Raw records:
----------------

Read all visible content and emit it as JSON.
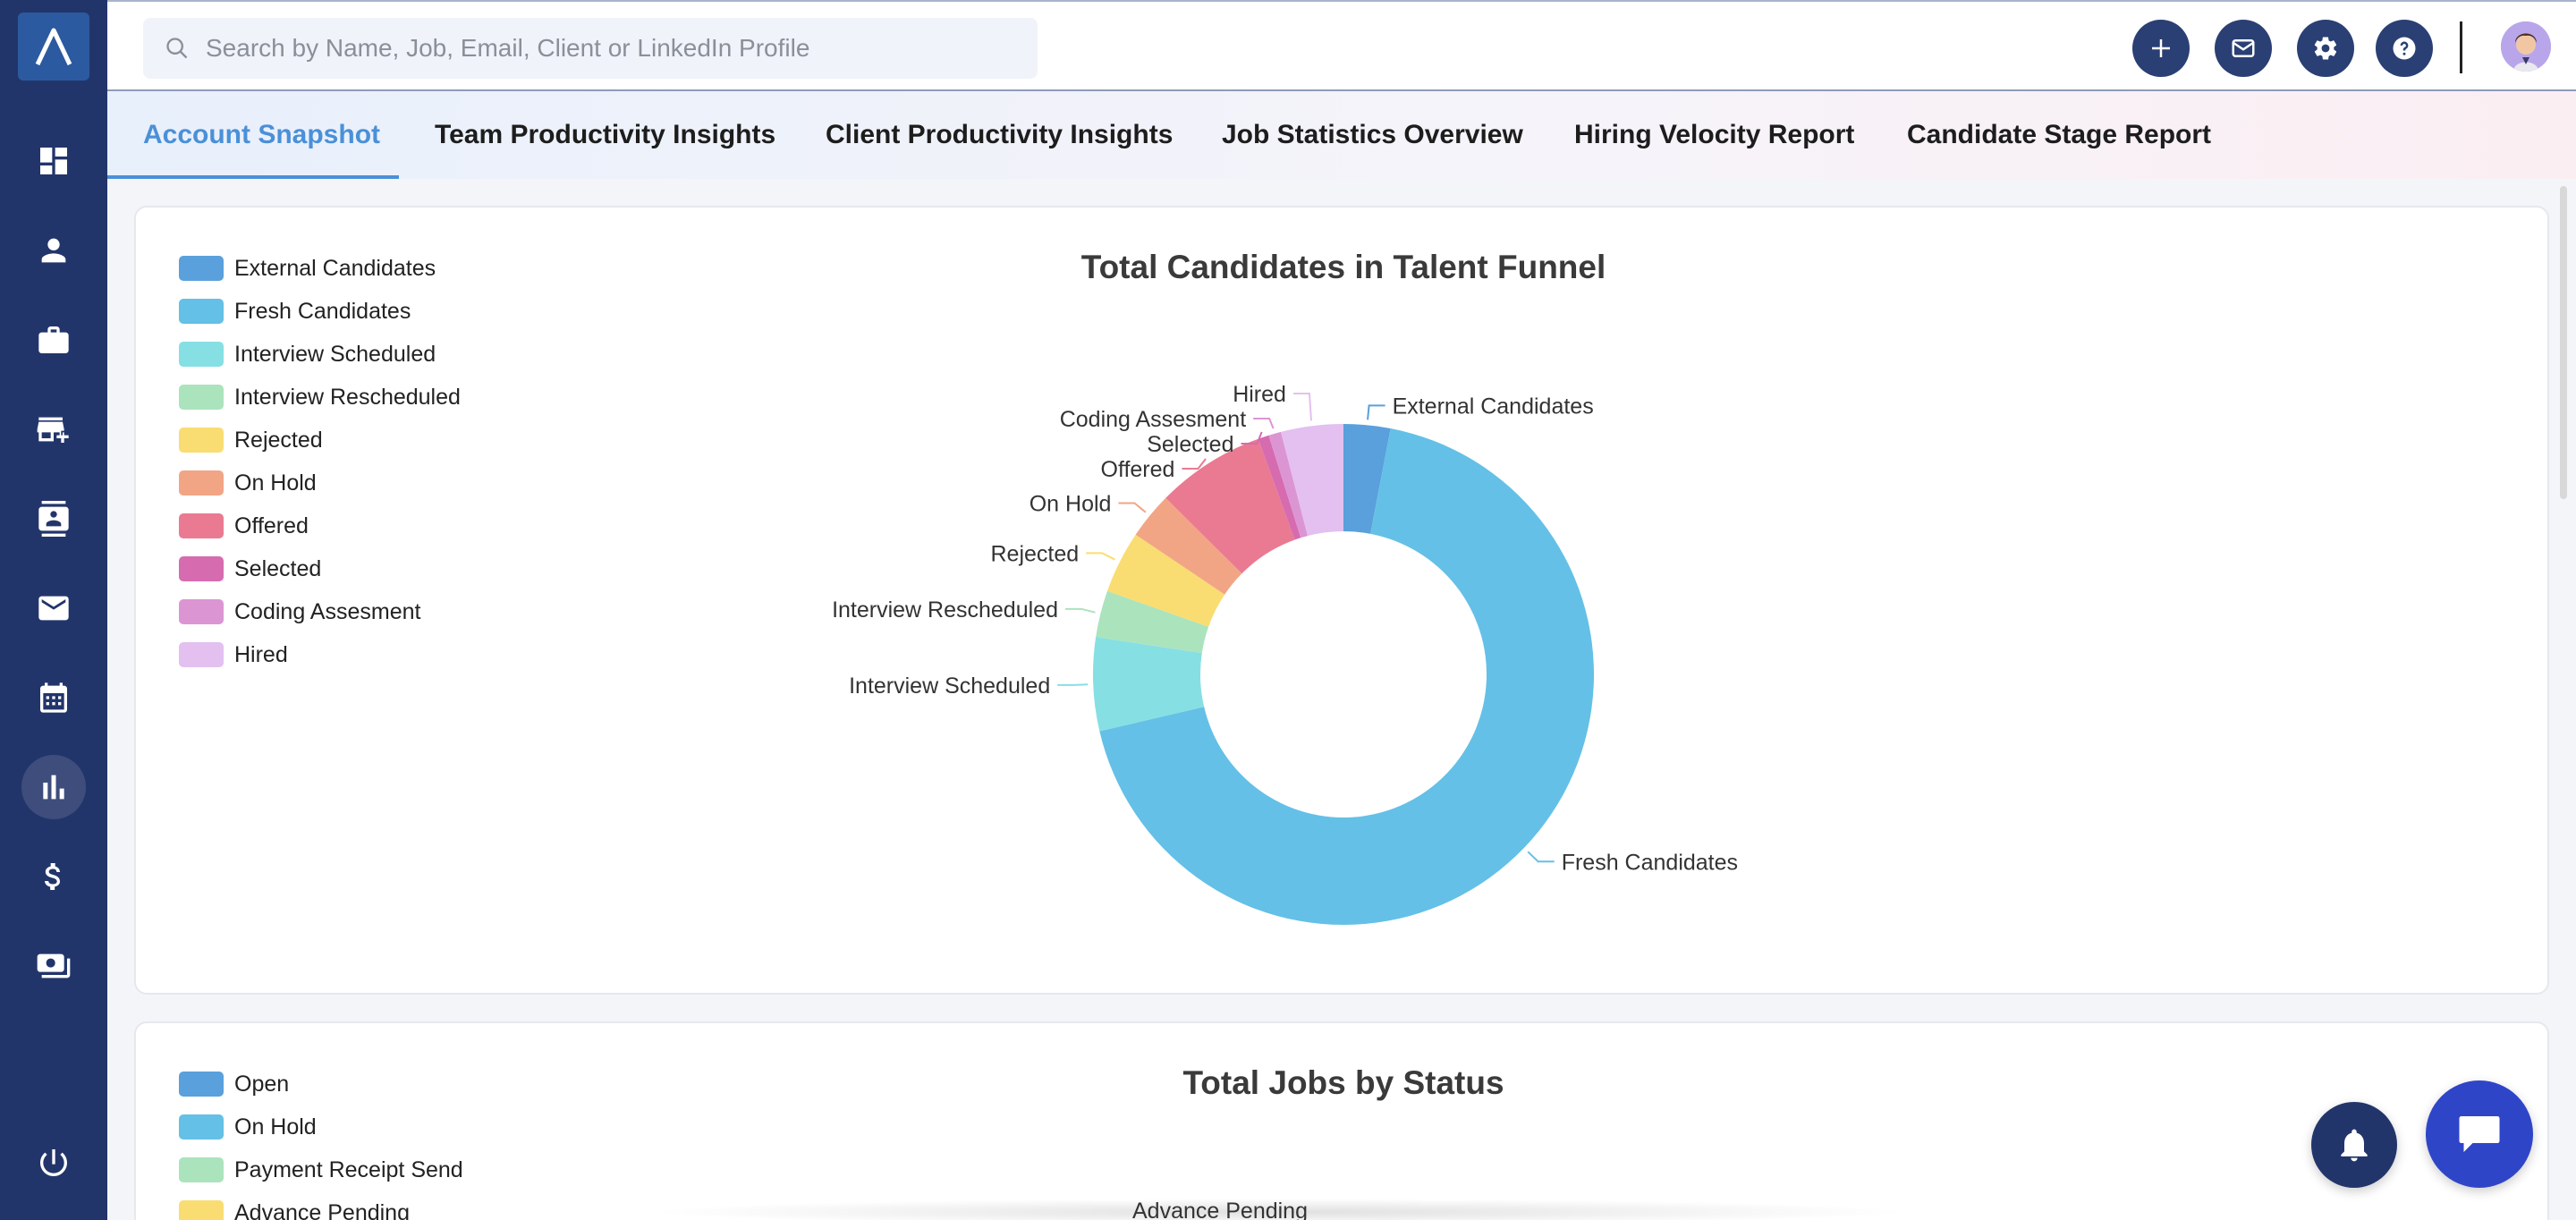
{
  "header": {
    "search_placeholder": "Search by Name, Job, Email, Client or LinkedIn Profile"
  },
  "tabs": [
    {
      "label": "Account Snapshot",
      "active": true
    },
    {
      "label": "Team Productivity Insights"
    },
    {
      "label": "Client Productivity Insights"
    },
    {
      "label": "Job Statistics Overview"
    },
    {
      "label": "Hiring Velocity Report"
    },
    {
      "label": "Candidate Stage Report"
    }
  ],
  "chart_data": [
    {
      "type": "pie",
      "title": "Total Candidates in Talent Funnel",
      "donut": true,
      "legend_placement": "top-left",
      "categories": [
        "External Candidates",
        "Fresh Candidates",
        "Interview Scheduled",
        "Interview Rescheduled",
        "Rejected",
        "On Hold",
        "Offered",
        "Selected",
        "Coding Assesment",
        "Hired"
      ],
      "values": [
        3,
        68,
        6,
        3,
        4,
        3,
        7,
        0.7,
        0.8,
        4
      ],
      "colors": [
        "#5aa0dc",
        "#64c0e6",
        "#86dfe3",
        "#abe3bd",
        "#f9dd72",
        "#f2a585",
        "#ea7a91",
        "#d66bb0",
        "#dc95d3",
        "#e3c0f0"
      ]
    },
    {
      "type": "pie",
      "title": "Total Jobs by Status",
      "legend_placement": "top-left",
      "categories": [
        "Open",
        "On Hold",
        "Payment Receipt Send",
        "Advance Pending"
      ],
      "colors": [
        "#5aa0dc",
        "#64c0e6",
        "#abe3bd",
        "#f9dd72"
      ]
    }
  ]
}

----------------

Write out the whole listing exactly, and drop the pictures.

Task solution:
Read all visible content and emit it as JSON.
{
  "header": {
    "search_placeholder": "Search by Name, Job, Email, Client or LinkedIn Profile"
  },
  "tabs": [
    {
      "label": "Account Snapshot",
      "active": true
    },
    {
      "label": "Team Productivity Insights"
    },
    {
      "label": "Client Productivity Insights"
    },
    {
      "label": "Job Statistics Overview"
    },
    {
      "label": "Hiring Velocity Report"
    },
    {
      "label": "Candidate Stage Report"
    }
  ],
  "chart_data": [
    {
      "type": "pie",
      "title": "Total Candidates in Talent Funnel",
      "donut": true,
      "legend_placement": "top-left",
      "categories": [
        "External Candidates",
        "Fresh Candidates",
        "Interview Scheduled",
        "Interview Rescheduled",
        "Rejected",
        "On Hold",
        "Offered",
        "Selected",
        "Coding Assesment",
        "Hired"
      ],
      "values": [
        3,
        68,
        6,
        3,
        4,
        3,
        7,
        0.7,
        0.8,
        4
      ],
      "colors": [
        "#5aa0dc",
        "#64c0e6",
        "#86dfe3",
        "#abe3bd",
        "#f9dd72",
        "#f2a585",
        "#ea7a91",
        "#d66bb0",
        "#dc95d3",
        "#e3c0f0"
      ]
    },
    {
      "type": "pie",
      "title": "Total Jobs by Status",
      "legend_placement": "top-left",
      "categories": [
        "Open",
        "On Hold",
        "Payment Receipt Send",
        "Advance Pending"
      ],
      "colors": [
        "#5aa0dc",
        "#64c0e6",
        "#abe3bd",
        "#f9dd72"
      ]
    }
  ]
}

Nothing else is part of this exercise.